Work instructions — Would you copy out the whole listing exactly as given?

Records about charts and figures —

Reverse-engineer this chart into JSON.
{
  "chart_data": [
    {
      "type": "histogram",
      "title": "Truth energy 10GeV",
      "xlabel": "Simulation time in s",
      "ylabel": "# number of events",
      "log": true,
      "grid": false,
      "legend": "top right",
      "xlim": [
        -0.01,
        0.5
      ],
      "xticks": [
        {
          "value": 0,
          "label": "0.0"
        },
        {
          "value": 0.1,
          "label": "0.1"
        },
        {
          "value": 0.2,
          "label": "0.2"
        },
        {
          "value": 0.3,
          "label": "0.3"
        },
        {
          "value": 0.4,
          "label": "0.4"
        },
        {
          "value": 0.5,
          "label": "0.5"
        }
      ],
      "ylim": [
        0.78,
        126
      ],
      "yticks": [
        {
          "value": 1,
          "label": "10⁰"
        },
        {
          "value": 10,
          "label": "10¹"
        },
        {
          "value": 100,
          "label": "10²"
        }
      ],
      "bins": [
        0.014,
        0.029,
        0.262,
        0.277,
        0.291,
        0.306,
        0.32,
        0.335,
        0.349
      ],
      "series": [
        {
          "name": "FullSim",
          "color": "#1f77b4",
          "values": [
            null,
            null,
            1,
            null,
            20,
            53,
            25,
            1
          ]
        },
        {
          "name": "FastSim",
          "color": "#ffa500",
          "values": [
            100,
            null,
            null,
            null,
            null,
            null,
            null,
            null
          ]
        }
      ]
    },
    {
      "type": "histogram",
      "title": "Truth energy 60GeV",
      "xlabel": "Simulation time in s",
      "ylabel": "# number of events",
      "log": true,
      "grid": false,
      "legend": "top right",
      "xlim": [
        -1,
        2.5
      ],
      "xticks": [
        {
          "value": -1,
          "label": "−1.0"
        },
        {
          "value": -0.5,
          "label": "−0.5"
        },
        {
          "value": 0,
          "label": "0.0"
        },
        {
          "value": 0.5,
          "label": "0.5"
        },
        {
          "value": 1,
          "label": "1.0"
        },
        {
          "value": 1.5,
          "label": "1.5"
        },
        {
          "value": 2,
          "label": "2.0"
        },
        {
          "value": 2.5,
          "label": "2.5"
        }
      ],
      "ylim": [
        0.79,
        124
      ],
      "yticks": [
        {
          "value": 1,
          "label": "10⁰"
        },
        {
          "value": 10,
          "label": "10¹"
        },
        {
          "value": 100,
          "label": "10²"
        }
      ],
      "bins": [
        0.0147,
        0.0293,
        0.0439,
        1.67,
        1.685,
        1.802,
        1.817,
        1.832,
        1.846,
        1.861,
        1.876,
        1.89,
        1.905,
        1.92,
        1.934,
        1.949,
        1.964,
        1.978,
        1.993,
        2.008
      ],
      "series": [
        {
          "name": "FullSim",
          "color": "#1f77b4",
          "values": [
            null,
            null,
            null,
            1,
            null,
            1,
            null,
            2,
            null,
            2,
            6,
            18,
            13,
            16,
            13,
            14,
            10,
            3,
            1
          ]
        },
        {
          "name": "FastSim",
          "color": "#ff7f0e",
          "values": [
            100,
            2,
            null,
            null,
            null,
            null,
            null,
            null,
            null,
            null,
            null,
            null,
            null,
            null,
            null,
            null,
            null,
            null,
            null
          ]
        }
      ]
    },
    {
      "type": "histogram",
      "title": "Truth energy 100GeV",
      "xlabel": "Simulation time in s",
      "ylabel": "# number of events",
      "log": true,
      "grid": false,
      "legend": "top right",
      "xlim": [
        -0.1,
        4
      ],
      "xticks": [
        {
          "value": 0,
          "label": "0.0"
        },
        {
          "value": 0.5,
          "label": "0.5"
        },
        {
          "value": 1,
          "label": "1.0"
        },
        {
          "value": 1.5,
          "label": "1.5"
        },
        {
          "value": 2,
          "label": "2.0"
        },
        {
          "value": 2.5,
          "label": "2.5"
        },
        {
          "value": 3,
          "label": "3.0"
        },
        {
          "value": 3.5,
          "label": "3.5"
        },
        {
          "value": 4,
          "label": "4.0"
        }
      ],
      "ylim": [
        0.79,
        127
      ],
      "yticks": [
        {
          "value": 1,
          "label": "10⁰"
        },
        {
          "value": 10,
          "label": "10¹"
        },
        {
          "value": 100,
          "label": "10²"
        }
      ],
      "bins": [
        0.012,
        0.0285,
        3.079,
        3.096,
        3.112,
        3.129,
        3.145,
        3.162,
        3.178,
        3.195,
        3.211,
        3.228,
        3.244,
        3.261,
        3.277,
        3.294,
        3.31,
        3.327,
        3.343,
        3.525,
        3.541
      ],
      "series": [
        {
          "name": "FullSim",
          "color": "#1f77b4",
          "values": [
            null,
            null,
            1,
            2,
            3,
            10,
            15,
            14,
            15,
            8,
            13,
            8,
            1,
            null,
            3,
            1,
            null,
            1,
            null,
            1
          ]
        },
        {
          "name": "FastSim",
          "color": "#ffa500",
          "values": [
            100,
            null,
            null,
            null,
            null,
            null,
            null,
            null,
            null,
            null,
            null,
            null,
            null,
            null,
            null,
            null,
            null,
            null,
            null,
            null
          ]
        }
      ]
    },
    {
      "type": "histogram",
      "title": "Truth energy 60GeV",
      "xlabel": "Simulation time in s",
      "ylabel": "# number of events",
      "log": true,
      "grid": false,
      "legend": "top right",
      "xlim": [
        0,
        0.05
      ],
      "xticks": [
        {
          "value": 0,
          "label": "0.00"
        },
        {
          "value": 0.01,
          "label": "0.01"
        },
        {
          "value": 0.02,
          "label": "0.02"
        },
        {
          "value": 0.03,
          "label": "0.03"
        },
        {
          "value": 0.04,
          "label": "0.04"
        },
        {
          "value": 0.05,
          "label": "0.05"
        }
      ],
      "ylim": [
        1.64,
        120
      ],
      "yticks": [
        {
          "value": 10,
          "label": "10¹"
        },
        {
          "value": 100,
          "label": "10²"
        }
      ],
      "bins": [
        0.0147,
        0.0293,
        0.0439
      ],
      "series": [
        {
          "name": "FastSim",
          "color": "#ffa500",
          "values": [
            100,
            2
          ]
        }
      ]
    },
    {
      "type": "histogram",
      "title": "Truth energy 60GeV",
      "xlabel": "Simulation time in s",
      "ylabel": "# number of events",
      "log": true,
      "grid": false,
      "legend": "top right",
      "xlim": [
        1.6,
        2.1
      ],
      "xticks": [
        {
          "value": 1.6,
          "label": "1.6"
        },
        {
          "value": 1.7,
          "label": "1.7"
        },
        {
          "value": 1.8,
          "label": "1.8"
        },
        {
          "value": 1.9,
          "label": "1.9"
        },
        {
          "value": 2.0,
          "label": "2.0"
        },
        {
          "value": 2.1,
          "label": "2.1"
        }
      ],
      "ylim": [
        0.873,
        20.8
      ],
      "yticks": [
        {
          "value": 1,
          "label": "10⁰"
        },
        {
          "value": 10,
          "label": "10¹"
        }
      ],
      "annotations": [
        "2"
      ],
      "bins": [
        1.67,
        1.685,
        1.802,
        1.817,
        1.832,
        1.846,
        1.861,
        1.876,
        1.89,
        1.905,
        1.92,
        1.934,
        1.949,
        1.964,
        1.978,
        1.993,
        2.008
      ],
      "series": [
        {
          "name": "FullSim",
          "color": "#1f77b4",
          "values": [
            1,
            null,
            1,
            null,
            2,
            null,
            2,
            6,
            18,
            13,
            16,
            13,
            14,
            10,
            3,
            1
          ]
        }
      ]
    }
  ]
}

Task output —
Reverse-engineer this chart into JSON.
{
  "chart_data": [
    {
      "type": "histogram",
      "title": "Truth energy 10GeV",
      "xlabel": "Simulation time in s",
      "ylabel": "# number of events",
      "log": true,
      "grid": false,
      "legend": "top right",
      "xlim": [
        -0.01,
        0.5
      ],
      "xticks": [
        {
          "value": 0,
          "label": "0.0"
        },
        {
          "value": 0.1,
          "label": "0.1"
        },
        {
          "value": 0.2,
          "label": "0.2"
        },
        {
          "value": 0.3,
          "label": "0.3"
        },
        {
          "value": 0.4,
          "label": "0.4"
        },
        {
          "value": 0.5,
          "label": "0.5"
        }
      ],
      "ylim": [
        0.78,
        126
      ],
      "yticks": [
        {
          "value": 1,
          "label": "10⁰"
        },
        {
          "value": 10,
          "label": "10¹"
        },
        {
          "value": 100,
          "label": "10²"
        }
      ],
      "bins": [
        0.014,
        0.029,
        0.262,
        0.277,
        0.291,
        0.306,
        0.32,
        0.335,
        0.349
      ],
      "series": [
        {
          "name": "FullSim",
          "color": "#1f77b4",
          "values": [
            null,
            null,
            1,
            null,
            20,
            53,
            25,
            1
          ]
        },
        {
          "name": "FastSim",
          "color": "#ffa500",
          "values": [
            100,
            null,
            null,
            null,
            null,
            null,
            null,
            null
          ]
        }
      ]
    },
    {
      "type": "histogram",
      "title": "Truth energy 60GeV",
      "xlabel": "Simulation time in s",
      "ylabel": "# number of events",
      "log": true,
      "grid": false,
      "legend": "top right",
      "xlim": [
        -1,
        2.5
      ],
      "xticks": [
        {
          "value": -1,
          "label": "−1.0"
        },
        {
          "value": -0.5,
          "label": "−0.5"
        },
        {
          "value": 0,
          "label": "0.0"
        },
        {
          "value": 0.5,
          "label": "0.5"
        },
        {
          "value": 1,
          "label": "1.0"
        },
        {
          "value": 1.5,
          "label": "1.5"
        },
        {
          "value": 2,
          "label": "2.0"
        },
        {
          "value": 2.5,
          "label": "2.5"
        }
      ],
      "ylim": [
        0.79,
        124
      ],
      "yticks": [
        {
          "value": 1,
          "label": "10⁰"
        },
        {
          "value": 10,
          "label": "10¹"
        },
        {
          "value": 100,
          "label": "10²"
        }
      ],
      "bins": [
        0.0147,
        0.0293,
        0.0439,
        1.67,
        1.685,
        1.802,
        1.817,
        1.832,
        1.846,
        1.861,
        1.876,
        1.89,
        1.905,
        1.92,
        1.934,
        1.949,
        1.964,
        1.978,
        1.993,
        2.008
      ],
      "series": [
        {
          "name": "FullSim",
          "color": "#1f77b4",
          "values": [
            null,
            null,
            null,
            1,
            null,
            1,
            null,
            2,
            null,
            2,
            6,
            18,
            13,
            16,
            13,
            14,
            10,
            3,
            1
          ]
        },
        {
          "name": "FastSim",
          "color": "#ff7f0e",
          "values": [
            100,
            2,
            null,
            null,
            null,
            null,
            null,
            null,
            null,
            null,
            null,
            null,
            null,
            null,
            null,
            null,
            null,
            null,
            null
          ]
        }
      ]
    },
    {
      "type": "histogram",
      "title": "Truth energy 100GeV",
      "xlabel": "Simulation time in s",
      "ylabel": "# number of events",
      "log": true,
      "grid": false,
      "legend": "top right",
      "xlim": [
        -0.1,
        4
      ],
      "xticks": [
        {
          "value": 0,
          "label": "0.0"
        },
        {
          "value": 0.5,
          "label": "0.5"
        },
        {
          "value": 1,
          "label": "1.0"
        },
        {
          "value": 1.5,
          "label": "1.5"
        },
        {
          "value": 2,
          "label": "2.0"
        },
        {
          "value": 2.5,
          "label": "2.5"
        },
        {
          "value": 3,
          "label": "3.0"
        },
        {
          "value": 3.5,
          "label": "3.5"
        },
        {
          "value": 4,
          "label": "4.0"
        }
      ],
      "ylim": [
        0.79,
        127
      ],
      "yticks": [
        {
          "value": 1,
          "label": "10⁰"
        },
        {
          "value": 10,
          "label": "10¹"
        },
        {
          "value": 100,
          "label": "10²"
        }
      ],
      "bins": [
        0.012,
        0.0285,
        3.079,
        3.096,
        3.112,
        3.129,
        3.145,
        3.162,
        3.178,
        3.195,
        3.211,
        3.228,
        3.244,
        3.261,
        3.277,
        3.294,
        3.31,
        3.327,
        3.343,
        3.525,
        3.541
      ],
      "series": [
        {
          "name": "FullSim",
          "color": "#1f77b4",
          "values": [
            null,
            null,
            1,
            2,
            3,
            10,
            15,
            14,
            15,
            8,
            13,
            8,
            1,
            null,
            3,
            1,
            null,
            1,
            null,
            1
          ]
        },
        {
          "name": "FastSim",
          "color": "#ffa500",
          "values": [
            100,
            null,
            null,
            null,
            null,
            null,
            null,
            null,
            null,
            null,
            null,
            null,
            null,
            null,
            null,
            null,
            null,
            null,
            null,
            null
          ]
        }
      ]
    },
    {
      "type": "histogram",
      "title": "Truth energy 60GeV",
      "xlabel": "Simulation time in s",
      "ylabel": "# number of events",
      "log": true,
      "grid": false,
      "legend": "top right",
      "xlim": [
        0,
        0.05
      ],
      "xticks": [
        {
          "value": 0,
          "label": "0.00"
        },
        {
          "value": 0.01,
          "label": "0.01"
        },
        {
          "value": 0.02,
          "label": "0.02"
        },
        {
          "value": 0.03,
          "label": "0.03"
        },
        {
          "value": 0.04,
          "label": "0.04"
        },
        {
          "value": 0.05,
          "label": "0.05"
        }
      ],
      "ylim": [
        1.64,
        120
      ],
      "yticks": [
        {
          "value": 10,
          "label": "10¹"
        },
        {
          "value": 100,
          "label": "10²"
        }
      ],
      "bins": [
        0.0147,
        0.0293,
        0.0439
      ],
      "series": [
        {
          "name": "FastSim",
          "color": "#ffa500",
          "values": [
            100,
            2
          ]
        }
      ]
    },
    {
      "type": "histogram",
      "title": "Truth energy 60GeV",
      "xlabel": "Simulation time in s",
      "ylabel": "# number of events",
      "log": true,
      "grid": false,
      "legend": "top right",
      "xlim": [
        1.6,
        2.1
      ],
      "xticks": [
        {
          "value": 1.6,
          "label": "1.6"
        },
        {
          "value": 1.7,
          "label": "1.7"
        },
        {
          "value": 1.8,
          "label": "1.8"
        },
        {
          "value": 1.9,
          "label": "1.9"
        },
        {
          "value": 2.0,
          "label": "2.0"
        },
        {
          "value": 2.1,
          "label": "2.1"
        }
      ],
      "ylim": [
        0.873,
        20.8
      ],
      "yticks": [
        {
          "value": 1,
          "label": "10⁰"
        },
        {
          "value": 10,
          "label": "10¹"
        }
      ],
      "annotations": [
        "2"
      ],
      "bins": [
        1.67,
        1.685,
        1.802,
        1.817,
        1.832,
        1.846,
        1.861,
        1.876,
        1.89,
        1.905,
        1.92,
        1.934,
        1.949,
        1.964,
        1.978,
        1.993,
        2.008
      ],
      "series": [
        {
          "name": "FullSim",
          "color": "#1f77b4",
          "values": [
            1,
            null,
            1,
            null,
            2,
            null,
            2,
            6,
            18,
            13,
            16,
            13,
            14,
            10,
            3,
            1
          ]
        }
      ]
    }
  ]
}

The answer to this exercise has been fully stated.